• [Your instructions]: Gather each line of the entries below that includes "content".

======

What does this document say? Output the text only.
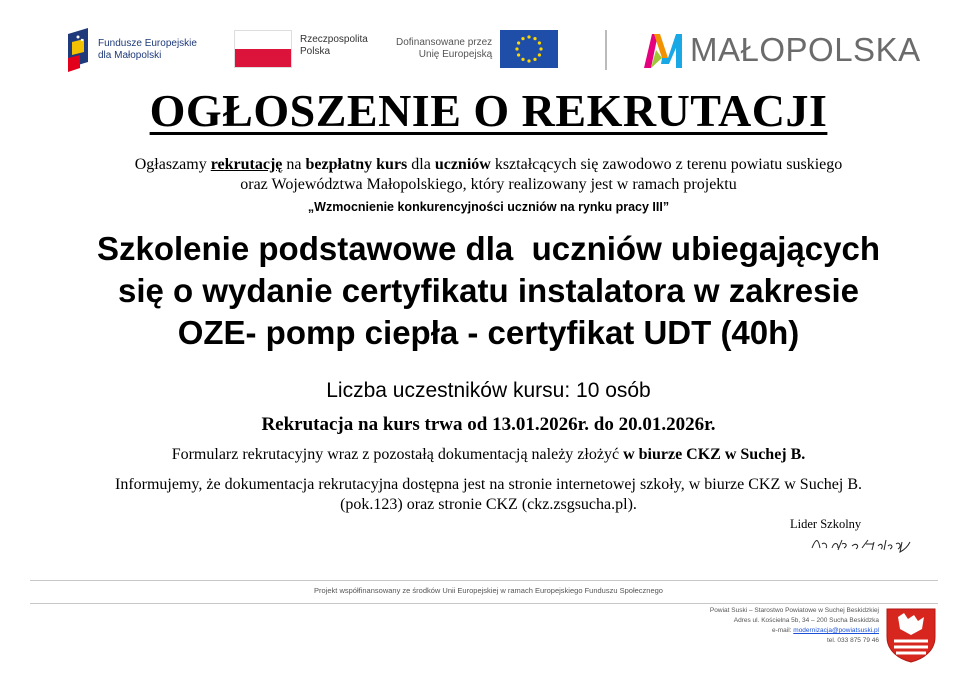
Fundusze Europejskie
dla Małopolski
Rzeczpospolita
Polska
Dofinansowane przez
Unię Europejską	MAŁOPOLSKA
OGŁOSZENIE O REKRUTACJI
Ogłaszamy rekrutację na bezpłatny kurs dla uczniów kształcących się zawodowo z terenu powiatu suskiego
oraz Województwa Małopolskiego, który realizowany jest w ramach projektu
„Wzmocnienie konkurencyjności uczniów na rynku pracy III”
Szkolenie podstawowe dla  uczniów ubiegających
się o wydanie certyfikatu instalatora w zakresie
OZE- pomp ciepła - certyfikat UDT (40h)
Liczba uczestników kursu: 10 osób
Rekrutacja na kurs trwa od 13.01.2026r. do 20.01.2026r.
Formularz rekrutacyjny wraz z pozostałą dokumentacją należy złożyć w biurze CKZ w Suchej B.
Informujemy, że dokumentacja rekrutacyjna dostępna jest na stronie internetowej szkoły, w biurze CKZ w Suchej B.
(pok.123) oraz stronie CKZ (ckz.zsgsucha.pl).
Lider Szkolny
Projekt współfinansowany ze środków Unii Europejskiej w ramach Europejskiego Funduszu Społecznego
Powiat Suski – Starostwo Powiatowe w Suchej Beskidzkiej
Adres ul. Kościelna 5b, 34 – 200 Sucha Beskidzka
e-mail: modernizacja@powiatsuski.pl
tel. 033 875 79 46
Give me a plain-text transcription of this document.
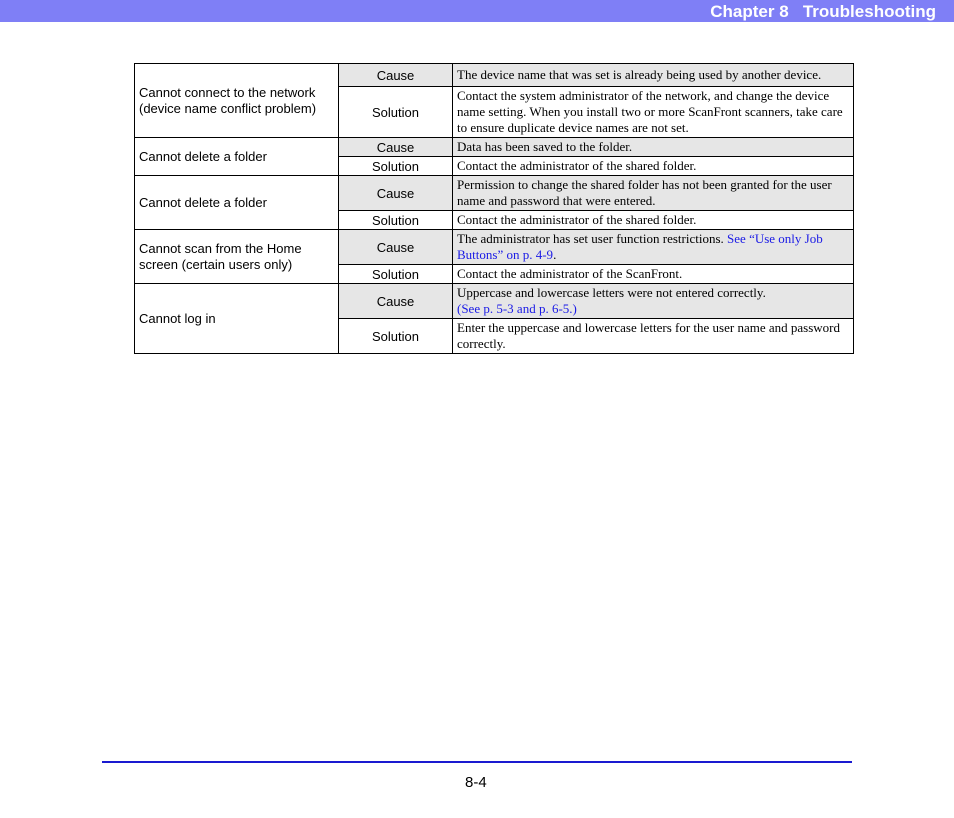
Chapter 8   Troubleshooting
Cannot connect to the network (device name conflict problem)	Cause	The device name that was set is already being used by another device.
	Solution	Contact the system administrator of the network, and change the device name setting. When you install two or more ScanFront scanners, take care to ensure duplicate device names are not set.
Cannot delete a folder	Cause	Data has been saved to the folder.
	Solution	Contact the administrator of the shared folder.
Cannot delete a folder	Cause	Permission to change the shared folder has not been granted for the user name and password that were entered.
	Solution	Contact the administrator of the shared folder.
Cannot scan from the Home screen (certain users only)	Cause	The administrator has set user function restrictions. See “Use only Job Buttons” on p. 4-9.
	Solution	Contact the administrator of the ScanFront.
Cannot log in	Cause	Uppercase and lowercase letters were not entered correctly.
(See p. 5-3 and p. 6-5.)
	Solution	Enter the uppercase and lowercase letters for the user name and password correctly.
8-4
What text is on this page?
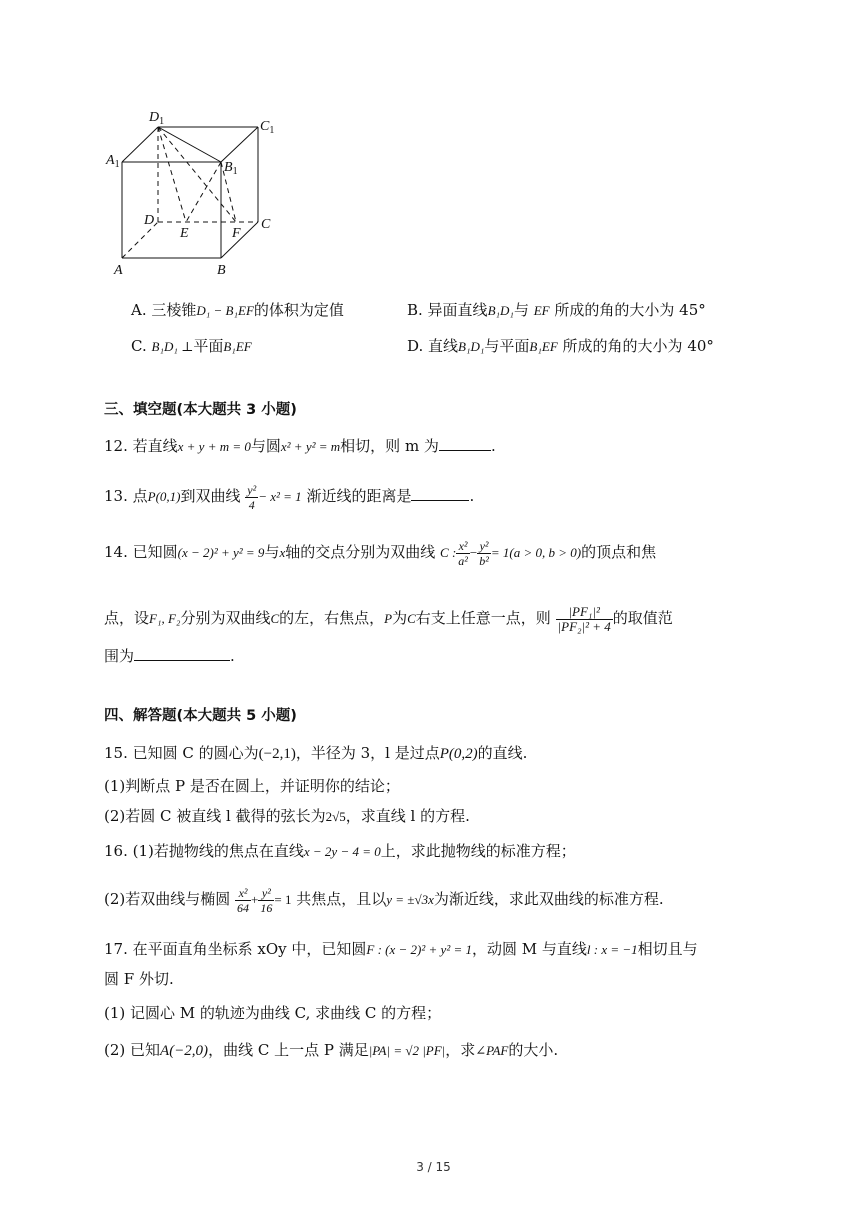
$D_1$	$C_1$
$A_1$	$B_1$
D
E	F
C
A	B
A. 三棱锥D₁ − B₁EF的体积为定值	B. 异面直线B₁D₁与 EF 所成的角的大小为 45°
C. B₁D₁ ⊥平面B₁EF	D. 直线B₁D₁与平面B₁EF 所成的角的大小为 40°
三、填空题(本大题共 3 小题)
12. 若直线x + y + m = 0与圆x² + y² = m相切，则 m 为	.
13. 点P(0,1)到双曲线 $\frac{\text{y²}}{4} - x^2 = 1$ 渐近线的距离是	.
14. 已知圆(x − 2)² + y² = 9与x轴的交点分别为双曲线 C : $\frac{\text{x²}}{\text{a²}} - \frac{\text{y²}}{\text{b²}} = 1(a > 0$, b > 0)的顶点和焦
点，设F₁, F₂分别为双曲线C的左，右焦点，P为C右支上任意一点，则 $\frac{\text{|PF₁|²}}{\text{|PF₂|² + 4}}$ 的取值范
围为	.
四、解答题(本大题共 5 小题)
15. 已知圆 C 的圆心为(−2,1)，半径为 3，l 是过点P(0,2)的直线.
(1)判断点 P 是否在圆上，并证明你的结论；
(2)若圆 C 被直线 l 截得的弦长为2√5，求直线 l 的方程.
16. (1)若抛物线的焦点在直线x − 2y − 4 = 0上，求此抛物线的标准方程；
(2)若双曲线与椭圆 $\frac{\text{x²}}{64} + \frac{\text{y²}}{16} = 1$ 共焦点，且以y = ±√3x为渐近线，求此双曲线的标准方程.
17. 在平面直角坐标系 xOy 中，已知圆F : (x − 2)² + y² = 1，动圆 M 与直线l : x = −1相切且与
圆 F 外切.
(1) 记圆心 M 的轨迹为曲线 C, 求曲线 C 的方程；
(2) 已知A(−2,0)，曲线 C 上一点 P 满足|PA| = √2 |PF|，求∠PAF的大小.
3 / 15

======

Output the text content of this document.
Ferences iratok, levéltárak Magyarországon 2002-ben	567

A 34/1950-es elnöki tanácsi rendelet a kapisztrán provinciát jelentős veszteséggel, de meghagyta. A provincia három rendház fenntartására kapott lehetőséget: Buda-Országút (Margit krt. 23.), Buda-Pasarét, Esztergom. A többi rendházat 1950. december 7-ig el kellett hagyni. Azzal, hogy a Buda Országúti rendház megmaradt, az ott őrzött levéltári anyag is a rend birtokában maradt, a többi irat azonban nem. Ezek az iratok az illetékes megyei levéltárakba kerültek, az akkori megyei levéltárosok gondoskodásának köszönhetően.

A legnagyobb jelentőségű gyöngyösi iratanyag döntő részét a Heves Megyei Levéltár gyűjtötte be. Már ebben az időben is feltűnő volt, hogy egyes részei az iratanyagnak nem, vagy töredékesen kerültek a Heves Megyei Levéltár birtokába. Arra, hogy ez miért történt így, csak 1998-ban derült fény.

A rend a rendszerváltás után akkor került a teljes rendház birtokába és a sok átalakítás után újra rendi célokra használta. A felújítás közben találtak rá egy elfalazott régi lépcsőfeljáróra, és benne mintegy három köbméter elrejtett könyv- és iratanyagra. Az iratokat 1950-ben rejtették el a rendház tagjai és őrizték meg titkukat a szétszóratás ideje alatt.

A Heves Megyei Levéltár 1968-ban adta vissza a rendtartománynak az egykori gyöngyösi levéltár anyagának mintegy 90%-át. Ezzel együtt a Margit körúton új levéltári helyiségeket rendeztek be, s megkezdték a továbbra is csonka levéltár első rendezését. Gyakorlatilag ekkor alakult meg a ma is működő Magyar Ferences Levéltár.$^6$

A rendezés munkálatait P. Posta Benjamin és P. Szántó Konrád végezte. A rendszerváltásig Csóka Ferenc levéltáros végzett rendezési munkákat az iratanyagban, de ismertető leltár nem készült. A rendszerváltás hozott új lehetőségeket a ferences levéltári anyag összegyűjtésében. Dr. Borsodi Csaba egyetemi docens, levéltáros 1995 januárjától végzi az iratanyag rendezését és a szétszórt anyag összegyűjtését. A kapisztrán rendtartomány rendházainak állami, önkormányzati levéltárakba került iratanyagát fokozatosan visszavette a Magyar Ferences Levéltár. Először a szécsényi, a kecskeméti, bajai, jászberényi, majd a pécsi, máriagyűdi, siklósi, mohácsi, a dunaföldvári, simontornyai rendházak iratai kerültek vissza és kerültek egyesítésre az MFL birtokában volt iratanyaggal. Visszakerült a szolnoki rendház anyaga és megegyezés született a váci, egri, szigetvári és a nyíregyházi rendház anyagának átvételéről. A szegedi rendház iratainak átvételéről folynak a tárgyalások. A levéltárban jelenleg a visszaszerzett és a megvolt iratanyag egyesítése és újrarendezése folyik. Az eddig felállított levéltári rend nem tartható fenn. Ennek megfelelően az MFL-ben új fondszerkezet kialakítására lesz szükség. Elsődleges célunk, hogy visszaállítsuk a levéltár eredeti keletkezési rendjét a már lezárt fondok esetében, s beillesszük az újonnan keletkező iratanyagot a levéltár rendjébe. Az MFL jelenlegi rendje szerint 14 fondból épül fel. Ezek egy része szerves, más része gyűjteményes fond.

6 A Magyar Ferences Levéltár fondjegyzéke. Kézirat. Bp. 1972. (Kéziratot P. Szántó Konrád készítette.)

======

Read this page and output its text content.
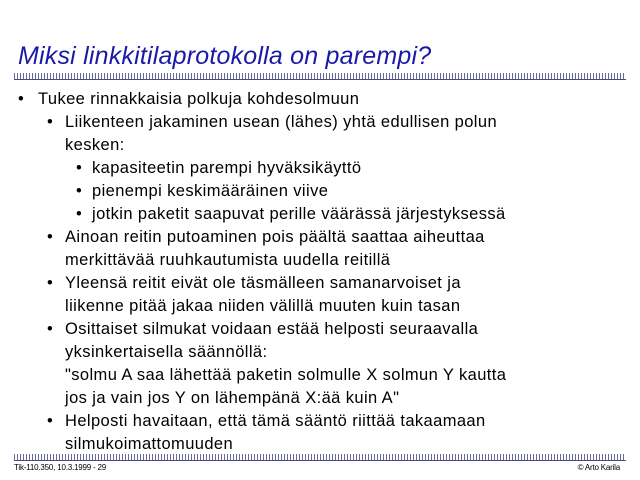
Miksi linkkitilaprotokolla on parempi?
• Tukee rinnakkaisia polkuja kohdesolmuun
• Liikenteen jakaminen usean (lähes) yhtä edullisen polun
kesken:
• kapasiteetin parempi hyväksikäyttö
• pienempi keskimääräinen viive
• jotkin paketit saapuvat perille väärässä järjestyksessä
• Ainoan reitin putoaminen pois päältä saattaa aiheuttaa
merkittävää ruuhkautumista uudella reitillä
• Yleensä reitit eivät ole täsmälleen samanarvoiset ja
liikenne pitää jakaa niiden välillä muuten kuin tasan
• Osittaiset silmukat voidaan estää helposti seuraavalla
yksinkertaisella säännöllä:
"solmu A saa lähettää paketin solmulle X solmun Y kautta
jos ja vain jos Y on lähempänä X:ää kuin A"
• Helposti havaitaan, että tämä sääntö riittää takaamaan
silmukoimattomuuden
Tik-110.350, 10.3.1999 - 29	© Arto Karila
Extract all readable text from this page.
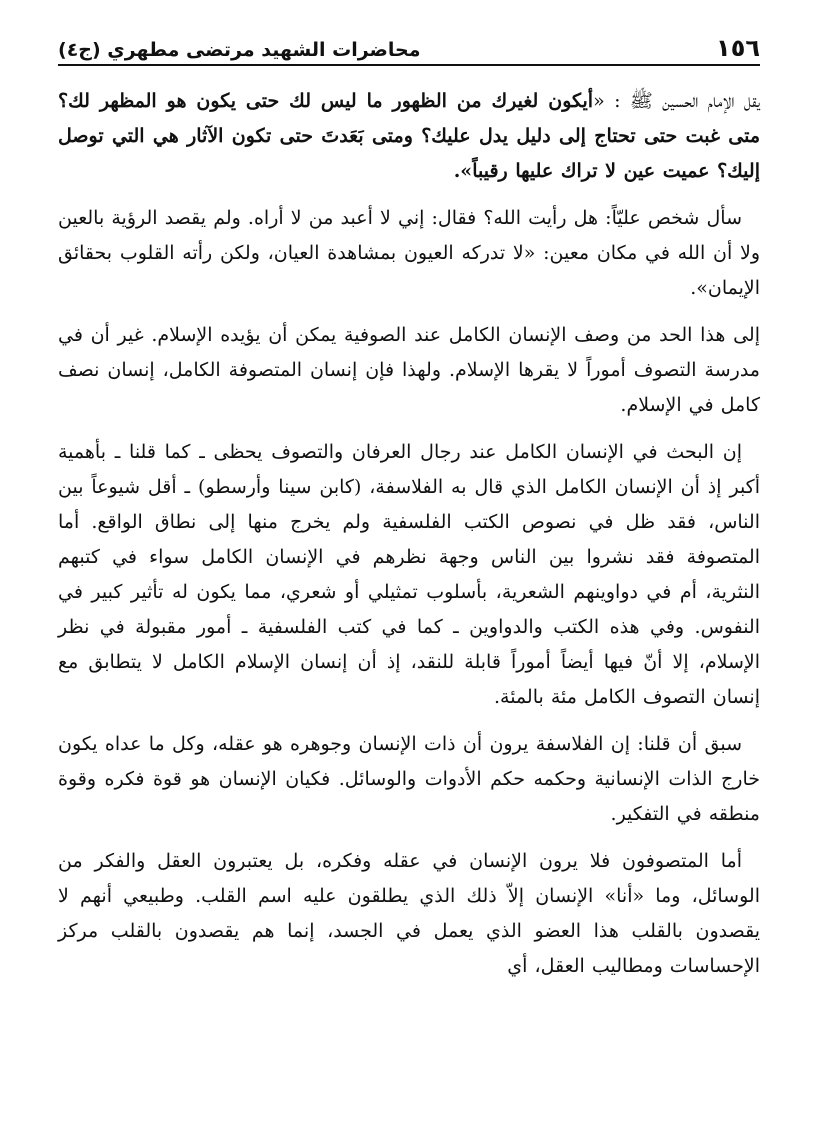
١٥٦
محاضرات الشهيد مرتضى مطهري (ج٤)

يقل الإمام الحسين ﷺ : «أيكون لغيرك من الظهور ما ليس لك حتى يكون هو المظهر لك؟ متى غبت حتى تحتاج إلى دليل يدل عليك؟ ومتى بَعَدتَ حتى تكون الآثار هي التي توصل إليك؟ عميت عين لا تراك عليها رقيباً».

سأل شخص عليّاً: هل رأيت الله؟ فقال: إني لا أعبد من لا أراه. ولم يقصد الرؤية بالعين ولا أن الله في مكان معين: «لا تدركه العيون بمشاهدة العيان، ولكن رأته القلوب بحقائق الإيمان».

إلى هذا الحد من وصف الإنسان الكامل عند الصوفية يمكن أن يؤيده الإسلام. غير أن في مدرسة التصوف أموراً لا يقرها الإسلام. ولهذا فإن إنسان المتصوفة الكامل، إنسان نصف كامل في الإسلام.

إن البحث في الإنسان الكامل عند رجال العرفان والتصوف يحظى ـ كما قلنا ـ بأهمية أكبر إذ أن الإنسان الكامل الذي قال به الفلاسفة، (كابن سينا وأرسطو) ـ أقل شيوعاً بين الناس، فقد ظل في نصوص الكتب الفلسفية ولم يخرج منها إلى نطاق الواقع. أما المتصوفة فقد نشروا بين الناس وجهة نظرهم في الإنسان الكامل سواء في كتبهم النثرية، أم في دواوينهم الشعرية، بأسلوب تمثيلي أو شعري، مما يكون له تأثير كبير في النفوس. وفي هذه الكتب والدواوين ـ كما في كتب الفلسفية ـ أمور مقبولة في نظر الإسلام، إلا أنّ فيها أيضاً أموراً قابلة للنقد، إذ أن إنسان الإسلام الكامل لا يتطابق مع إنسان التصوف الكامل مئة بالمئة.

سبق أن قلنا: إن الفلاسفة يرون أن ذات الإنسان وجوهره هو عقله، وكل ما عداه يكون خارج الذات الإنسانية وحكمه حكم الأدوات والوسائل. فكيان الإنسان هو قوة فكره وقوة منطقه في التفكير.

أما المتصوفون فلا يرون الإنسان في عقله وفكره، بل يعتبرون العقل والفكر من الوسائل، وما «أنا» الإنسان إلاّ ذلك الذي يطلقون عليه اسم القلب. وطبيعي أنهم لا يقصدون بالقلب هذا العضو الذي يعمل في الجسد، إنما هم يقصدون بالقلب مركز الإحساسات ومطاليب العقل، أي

======

• [Correct response]:
Output the text content of this document.
Read this page and output its text content.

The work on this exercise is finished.